*WHAT YOU SHOULD DO:* Identify and copy all lines of the material where the string "Length" is found.

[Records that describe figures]
----
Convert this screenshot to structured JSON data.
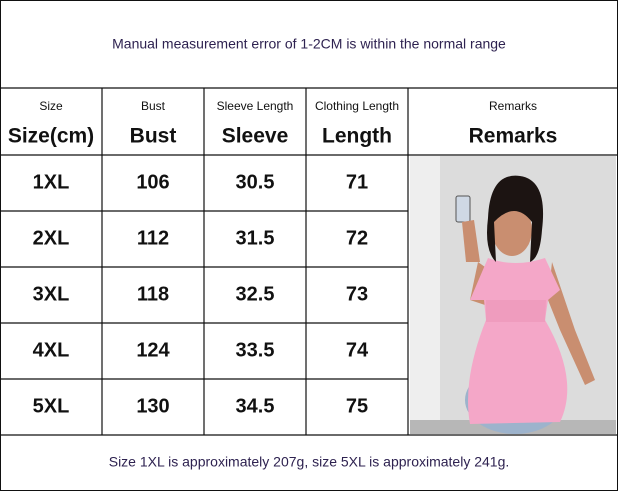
{
  "header": {
    "note": "Manual measurement error of 1-2CM is within the normal range"
  },
  "table": {
    "columns": [
      {
        "label": "Size",
        "title": "Size(cm)"
      },
      {
        "label": "Bust",
        "title": "Bust"
      },
      {
        "label": "Sleeve Length",
        "title": "Sleeve"
      },
      {
        "label": "Clothing Length",
        "title": "Length"
      },
      {
        "label": "Remarks",
        "title": "Remarks"
      }
    ],
    "rows": [
      [
        "1XL",
        106,
        30.5,
        71
      ],
      [
        "2XL",
        112,
        31.5,
        72
      ],
      [
        "3XL",
        118,
        32.5,
        73
      ],
      [
        "4XL",
        124,
        33.5,
        74
      ],
      [
        "5XL",
        130,
        34.5,
        75
      ]
    ]
  },
  "footer": {
    "note": "Size 1XL is approximately 207g, size 5XL is approximately 241g."
  }
}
----
*EXERCISE SOLUTION:*
        "label": "Sleeve Length",
        "label": "Clothing Length",
        "title": "Length"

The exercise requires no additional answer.